Count the lines in the material below that contain the string "Pickup", matching case exactly. Give only the number.

::::

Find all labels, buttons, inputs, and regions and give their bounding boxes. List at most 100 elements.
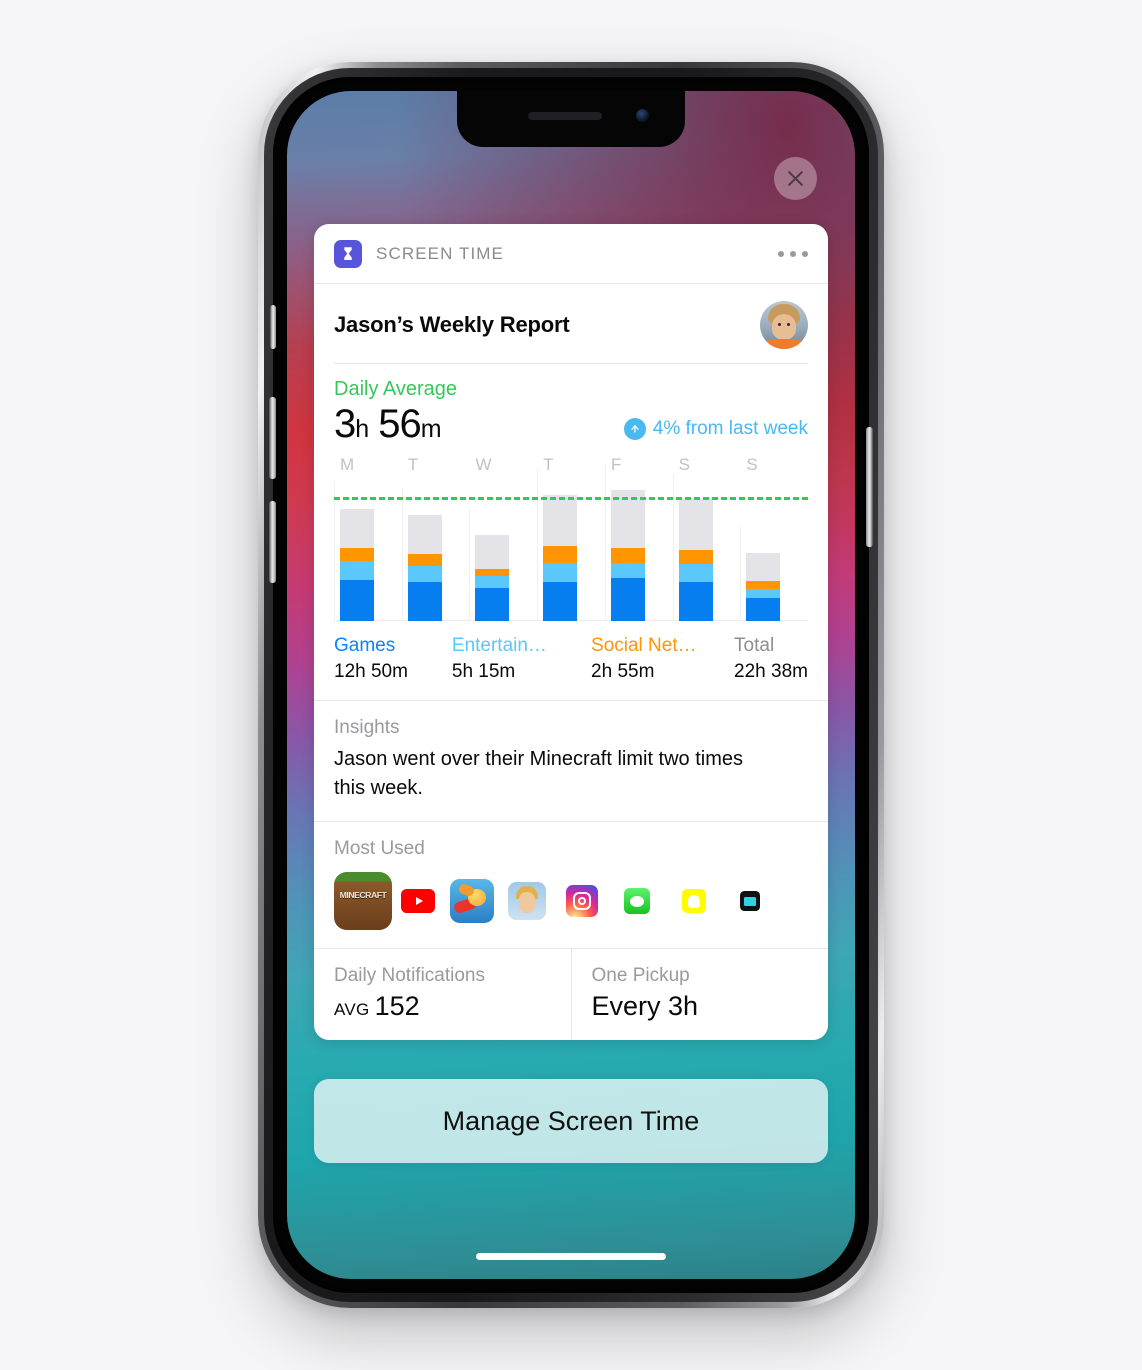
chart-segment-ent-3 (543, 562, 578, 583)
chart-bar-6[interactable] (746, 552, 781, 621)
legend-item-1[interactable]: Entertain… 5h 15m (452, 633, 591, 684)
chart-segment-ent-5 (678, 563, 713, 583)
manage-screen-time-label: Manage Screen Time (442, 1105, 700, 1136)
front-camera-icon (636, 109, 649, 122)
chart-segment-games-2 (475, 587, 510, 621)
messages-app-icon[interactable] (624, 888, 650, 915)
stat-label-0: Daily Notifications (334, 965, 485, 987)
legend-value-1: 5h 15m (451, 660, 516, 682)
chart-bar-column-4 (604, 463, 673, 621)
close-icon (788, 171, 803, 186)
app-slot-6 (682, 872, 740, 930)
daily-average-value: 3h 56m (334, 402, 442, 446)
chart-day-label-0: M (340, 455, 355, 474)
chart-segment-rest-6 (746, 552, 781, 582)
chart-bar-column-2 (469, 509, 537, 621)
chart-plot-area (334, 463, 808, 621)
volume-down-button[interactable] (269, 501, 276, 583)
close-button[interactable] (774, 157, 817, 200)
chart-bar-1[interactable] (407, 515, 442, 621)
volume-up-button[interactable] (269, 397, 276, 479)
manage-screen-time-button[interactable]: Manage Screen Time (314, 1079, 828, 1163)
stat-label-1: One Pickup (591, 965, 690, 987)
hourglass-icon (334, 240, 362, 268)
trend-indicator: 4% from last week (623, 418, 808, 445)
chart-bar-0[interactable] (340, 509, 374, 621)
insights-section: Insights Jason went over their Minecraft… (314, 700, 828, 821)
chart-segment-games-6 (746, 597, 781, 621)
daily-average-row: 3h 56m 4% from last week (314, 401, 828, 445)
chart-gridline-0 (334, 483, 335, 621)
legend-label-3: Total (734, 635, 775, 656)
chart-day-label-3: T (543, 455, 554, 474)
screen-time-card: SCREEN TIME Jason’s Weekly Report Daily … (314, 224, 829, 1041)
avatar (760, 301, 808, 349)
legend-label-2: Social Net… (591, 635, 697, 656)
candycrush-app-icon[interactable] (450, 879, 494, 924)
app-slot-1 (392, 872, 450, 930)
chart-bar-column-3 (537, 468, 605, 621)
chart-bar-4[interactable] (610, 489, 645, 621)
app-slot-5 (624, 872, 682, 930)
chart-segment-games-5 (678, 582, 713, 621)
legend-item-0[interactable]: Games 12h 50m (334, 633, 452, 684)
chart-bar-5[interactable] (678, 498, 713, 621)
chart-segment-games-1 (407, 582, 442, 621)
avg-minutes-unit: m (420, 415, 442, 443)
chart-legend: Games 12h 50m Entertain… 5h 15m Social Net… 2… (314, 621, 828, 700)
minecraft-app-icon[interactable]: MINECRAFT (334, 872, 392, 931)
phone-screen: SCREEN TIME Jason’s Weekly Report Daily … (287, 91, 855, 1279)
daily-limit-line (334, 497, 808, 501)
device-bezel: SCREEN TIME Jason’s Weekly Report Daily … (269, 77, 873, 1293)
chart-segment-rest-3 (543, 494, 578, 547)
chart-gridline-1 (401, 489, 403, 621)
chart-segment-ent-4 (610, 562, 645, 579)
legend-value-2: 2h 55m (591, 660, 655, 682)
more-options-icon[interactable] (778, 251, 808, 257)
chart-segment-ent-2 (475, 576, 510, 588)
chart-segment-rest-0 (340, 509, 374, 549)
app-name-label: SCREEN TIME (376, 244, 504, 263)
chart-day-labels: MTWTFSS (334, 455, 808, 475)
chart-bar-2[interactable] (475, 535, 510, 621)
report-header: Jason’s Weekly Report (314, 284, 828, 349)
chart-segment-rest-2 (475, 535, 510, 569)
home-indicator[interactable] (476, 1253, 666, 1260)
chart-segment-games-4 (610, 578, 645, 621)
stat-1: One Pickup Every 3h (570, 949, 829, 1041)
chart-bar-3[interactable] (543, 494, 578, 621)
avg-minutes: 56 (378, 402, 421, 446)
legend-value-3: 22h 38m (734, 660, 808, 682)
insights-title: Insights (334, 717, 400, 739)
device-notch (457, 91, 685, 147)
chart-segment-rest-5 (678, 498, 713, 551)
instagram-app-icon[interactable] (566, 885, 598, 918)
chart-segment-soc-6 (746, 581, 781, 589)
most-used-section: Most Used MINECRAFT (314, 821, 828, 948)
chart-day-label-2: W (475, 455, 492, 474)
usage-chart: MTWTFSS (314, 445, 828, 621)
snapchat-app-icon[interactable] (682, 889, 706, 914)
chart-bar-column-6 (740, 526, 808, 621)
avg-hours-unit: h (355, 415, 369, 443)
facetime-app-icon[interactable] (740, 891, 760, 912)
screenshot-stage: SCREEN TIME Jason’s Weekly Report Daily … (0, 0, 1142, 1370)
chart-segment-ent-0 (340, 560, 374, 581)
power-button[interactable] (866, 427, 873, 547)
app-slot-3 (508, 872, 566, 930)
silent-switch-button[interactable] (270, 305, 276, 349)
app-slot-4 (566, 872, 624, 930)
avg-hours: 3 (334, 402, 356, 446)
legend-item-2[interactable]: Social Net… 2h 55m (591, 633, 734, 684)
game-app-icon[interactable] (508, 882, 546, 921)
legend-item-3[interactable]: Total 22h 38m (734, 633, 808, 684)
iphone-device: SCREEN TIME Jason’s Weekly Report Daily … (258, 62, 884, 1308)
chart-day-label-5: S (678, 455, 690, 474)
chart-segment-ent-6 (746, 588, 781, 598)
most-used-apps: MINECRAFT (334, 872, 808, 931)
chart-gridline-3 (537, 468, 539, 621)
chart-segment-soc-4 (610, 548, 645, 563)
earpiece-speaker (528, 112, 603, 120)
chart-segment-soc-5 (678, 550, 713, 564)
youtube-app-icon[interactable] (392, 875, 444, 928)
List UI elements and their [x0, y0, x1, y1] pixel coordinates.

::::

→ **RESPONSE**
2